**Written instruction**
Restate the entries below word for word, omitting nothing.

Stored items
--- start ---
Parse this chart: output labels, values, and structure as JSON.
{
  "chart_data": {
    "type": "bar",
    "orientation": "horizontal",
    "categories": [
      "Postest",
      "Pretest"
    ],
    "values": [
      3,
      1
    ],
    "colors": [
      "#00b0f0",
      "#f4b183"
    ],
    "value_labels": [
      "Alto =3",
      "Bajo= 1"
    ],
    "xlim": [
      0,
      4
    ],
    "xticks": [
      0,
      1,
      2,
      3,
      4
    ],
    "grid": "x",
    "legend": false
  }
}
--- end ---
**Result of this exercise**
Parse this chart: output labels, values, and structure as JSON.
{
  "chart_data": {
    "type": "bar",
    "orientation": "horizontal",
    "categories": [
      "Postest",
      "Pretest"
    ],
    "values": [
      3,
      1
    ],
    "colors": [
      "#00b0f0",
      "#f4b183"
    ],
    "value_labels": [
      "Alto =3",
      "Bajo= 1"
    ],
    "xlim": [
      0,
      4
    ],
    "xticks": [
      0,
      1,
      2,
      3,
      4
    ],
    "grid": "x",
    "legend": false
  }
}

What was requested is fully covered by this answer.